Your goal >> Check each line of the records below for the string "Sunday", then state how many lines contain it, with no other output.

Records to process >>
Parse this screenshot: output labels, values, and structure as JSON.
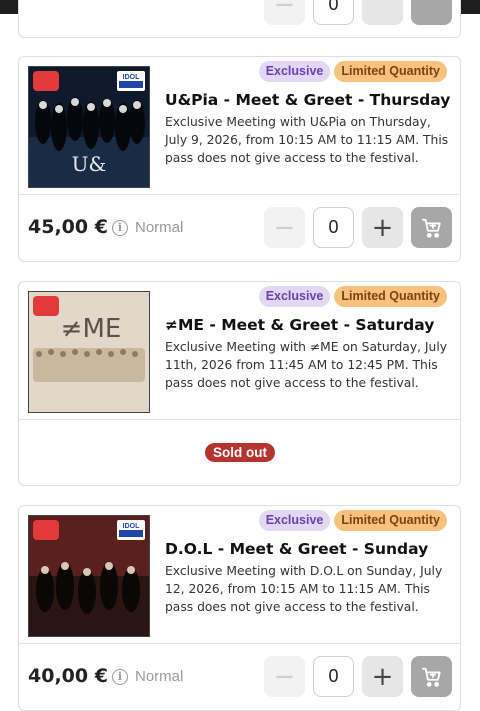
{
  "cards": [
    {
      "badges": {
        "exclusive": "Exclusive",
        "limited": "Limited Quantity"
      },
      "title": "U&Pia - Meet & Greet - Thursday",
      "description": "Exclusive Meeting with U&Pia on Thursday, July 9, 2026, from 10:15 AM to 11:15 AM. This pass does not give access to the festival.",
      "price": "45,00 €",
      "rate": "Normal",
      "quantity": "0",
      "thumb_text": "U&"
    },
    {
      "badges": {
        "exclusive": "Exclusive",
        "limited": "Limited Quantity"
      },
      "title": "≠ME - Meet & Greet - Saturday",
      "description": "Exclusive Meeting with ≠ME on Saturday, July 11th, 2026 from 11:45 AM to 12:45 PM. This pass does not give access to the festival.",
      "status": "Sold out",
      "thumb_text": "≠ME"
    },
    {
      "badges": {
        "exclusive": "Exclusive",
        "limited": "Limited Quantity"
      },
      "title": "D.O.L - Meet & Greet - Sunday",
      "description": "Exclusive Meeting with D.O.L on Sunday, July 12, 2026, from 10:15 AM to 11:15 AM. This pass does not give access to the festival.",
      "price": "40,00 €",
      "rate": "Normal",
      "quantity": "0"
    }
  ],
  "top_partial": {
    "quantity": "0"
  },
  "icons": {
    "minus": "minus-icon",
    "plus": "plus-icon",
    "cart": "add-to-cart-icon",
    "info": "info-icon"
  },
  "colors": {
    "exclusive_bg": "#e3d7f7",
    "limited_bg": "#f6c27e",
    "soldout": "#b5342e",
    "cart_btn": "#a7a7a7"
  }
}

Solution to this task >> 2